--- TASK INSTRUCTIONS ---
a - According to the interview evaluation, what two outcomes does the candidate say would follow if consistency were wrong?
b - Please reproduce the interview evaluation between "The candidate does" and "must prioritize correctness.", inclusive.

--- DOCUMENT EXTRACT ---
The candidate demonstrates strong distributed systems judgment on the hardest part of the problem—booking correctness under concurrency and failure—and shows senior-level awareness of real production failure modes. The concerns are meaningful, especially around HA and scale translation, but they are more about completeness and operational rigor than fundamental architectural misunderstanding.

⭐ Excellent

Consistency requirement is explicitly tied to booking correctness

The candidate does more than say 'strong consistency'—they explain what breaks if it is wrong: double reservations and duplicate payments. The booking flow enforces ownership checks before HELD → BOOKED transitions, uses idempotency keys, and validates late-payment scenarios with compensation. That shows the consistency requirement is driving concrete correctness behavior rather than being a vague label.

✅ Good

Availability is differentiated by subsystem

The NFRs separate high availability expectations for search and seat availability from the stricter correctness needs of booking. That is a sensible quality-attribute split for a ticketing system, where search can prioritize uptime and latency while booking must prioritize correctness.

✅ Good

Latency target for search is concrete and supported by workload shape

The candidate gives a measurable target for search latency (p95 < 200ms) and aligns it with an Elasticsearch-based read-optimized path for text and location queries. They also note the write-light, read-heavy nature of event data, which is the right rationale for a search index.

--- DATA LINES ---
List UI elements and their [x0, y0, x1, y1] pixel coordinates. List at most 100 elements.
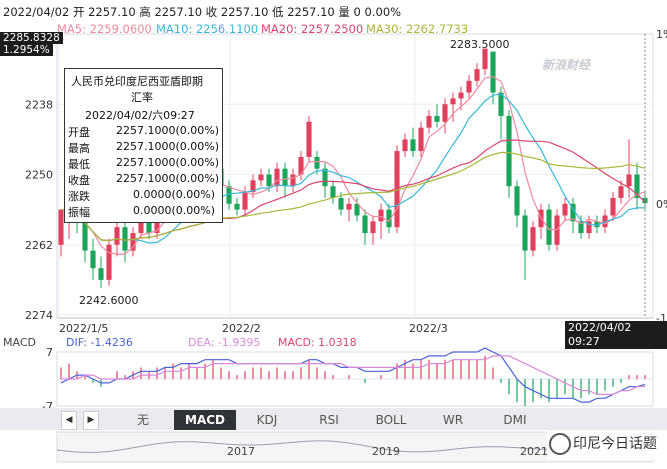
candle-body: [426, 115, 432, 128]
candle-body: [338, 197, 344, 210]
tab-rsi[interactable]: RSI: [319, 413, 339, 427]
tooltip-label-open: 开盘: [68, 126, 90, 139]
candle-body: [266, 174, 272, 187]
candle-body: [234, 203, 240, 210]
overview-year-2019: 2019: [372, 445, 400, 458]
date-label-jan: 2022/1/5: [59, 322, 109, 335]
candle-body: [554, 215, 560, 245]
candle-body: [402, 139, 408, 152]
ma30-line: [61, 151, 646, 242]
candle-body: [618, 186, 624, 198]
candle-body: [146, 221, 152, 234]
candle-body: [482, 48, 488, 70]
tooltip-label-low: 最低: [68, 158, 90, 171]
candle-body: [458, 92, 464, 99]
candle-body: [626, 174, 632, 187]
candle-body: [138, 221, 144, 234]
candle-body: [498, 92, 504, 116]
candle-body: [546, 209, 552, 245]
candle-body: [314, 156, 320, 169]
candle-body: [258, 174, 264, 181]
high-annotation: 2283.5000: [450, 38, 510, 51]
date-label-mar: 2022/3: [409, 322, 448, 335]
tab-macd[interactable]: MACD: [174, 410, 236, 430]
candle-body: [282, 168, 288, 187]
candle-body: [250, 180, 256, 193]
tooltip-value-low: 2257.1000(0.00%): [116, 156, 220, 169]
candle-body: [370, 221, 376, 234]
candle-body: [514, 186, 520, 216]
tooltip-title-line2: 汇率: [131, 91, 153, 104]
candle-body: [434, 115, 440, 122]
tooltip-title-line1: 人民币兑印度尼西亚盾即期: [71, 75, 203, 88]
candle-body: [98, 268, 104, 280]
overview-year-2017: 2017: [227, 445, 255, 458]
candle-body: [330, 186, 336, 198]
date-label-feb: 2022/2: [222, 322, 261, 335]
candle-body: [634, 174, 640, 198]
tab-kdj[interactable]: KDJ: [256, 413, 278, 427]
ohlc-tooltip: 人民币兑印度尼西亚盾即期 汇率 2022/04/02/六09:27 开盘 225…: [64, 68, 223, 223]
ma5-legend: MA5: 2259.0600: [57, 22, 152, 36]
candle-body: [386, 209, 392, 228]
macd-title: MACD: [3, 336, 36, 349]
candle-body: [530, 227, 536, 251]
top-percent-tag: 1.2954%: [0, 44, 53, 56]
quote-header-line: 2022/04/02 开 2257.10 高 2257.10 收 2257.10…: [3, 5, 402, 19]
overview-year-2021: 2021: [520, 445, 548, 458]
candle-body: [58, 209, 64, 245]
candle-body: [506, 115, 512, 187]
tooltip-value-open: 2257.1000(0.00%): [116, 124, 220, 137]
percent-tick-label: -1%: [656, 312, 667, 325]
candle-body: [570, 203, 576, 222]
candle-body: [442, 104, 448, 122]
candle-body: [354, 203, 360, 216]
wechat-icon: [549, 433, 571, 455]
cursor-date-tag: 2022/04/02 09:27: [565, 321, 667, 349]
candle-body: [474, 69, 480, 81]
macd-tick-label: -7: [42, 400, 53, 413]
scroll-left-button[interactable]: ◀: [61, 411, 77, 430]
candle-body: [450, 98, 456, 105]
price-tick-label: 2274: [25, 309, 53, 322]
candle-body: [586, 221, 592, 234]
candle-body: [298, 156, 304, 175]
candle-body: [466, 80, 472, 93]
tab-dmi[interactable]: DMI: [503, 413, 527, 427]
candle-body: [154, 215, 160, 234]
candle-body: [642, 197, 648, 204]
ma20-legend: MA20: 2257.2500: [261, 22, 364, 36]
price-tick-label: 2250: [25, 169, 53, 182]
top-price-tag: 2285.8328: [0, 32, 63, 44]
candle-body: [578, 221, 584, 234]
candle-body: [594, 221, 600, 228]
candle-body: [562, 203, 568, 216]
tab-none[interactable]: 无: [136, 413, 149, 427]
watermark-logo: 新浪财经: [542, 58, 591, 72]
low-annotation: 2242.6000: [79, 294, 139, 307]
candle-body: [522, 215, 528, 251]
ma5-line: [61, 76, 646, 255]
tooltip-value-close: 2257.1000(0.00%): [116, 172, 220, 185]
candle-body: [410, 139, 416, 152]
tooltip-label-close: 收盘: [68, 174, 90, 187]
indicator-tab-bar: [0, 408, 667, 430]
candle-body: [394, 151, 400, 228]
scroll-right-button[interactable]: ▶: [83, 411, 99, 430]
tooltip-datetime: 2022/04/02/六09:27: [85, 109, 195, 122]
candle-body: [274, 168, 280, 187]
candle-body: [114, 227, 120, 245]
tab-boll[interactable]: BOLL: [375, 413, 407, 427]
brand-text: 印尼今日话题: [573, 436, 657, 452]
price-tick-label: 2262: [25, 239, 53, 252]
tooltip-label-amplitude: 振幅: [68, 206, 90, 219]
candle-body: [122, 227, 128, 251]
candle-body: [226, 186, 232, 204]
candle-body: [490, 51, 496, 93]
candle-body: [346, 203, 352, 210]
candle-body: [82, 221, 88, 251]
tooltip-value-change: 0.0000(0.00%): [133, 188, 216, 201]
tab-wr[interactable]: WR: [442, 413, 464, 427]
candle-body: [290, 174, 296, 187]
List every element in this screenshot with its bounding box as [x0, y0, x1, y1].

--- RESPONSES PER TASK ---
a - Double reservations and duplicate payments.

b -
The candidate does more than say 'strong consistency'—they explain what breaks if it is wrong: double reservations and duplicate payments. The booking flow enforces ownership checks before HELD → BOOKED transitions, uses idempotency keys, and validates late-payment scenarios with compensation. That shows the consistency requirement is driving concrete correctness behavior rather than being a vague label.

✅ Good

Availability is differentiated by subsystem

The NFRs separate high availability expectations for search and seat availability from the stricter correctness needs of booking. That is a sensible quality-attribute split for a ticketing system, where search can prioritize uptime and latency while booking must prioritize correctness.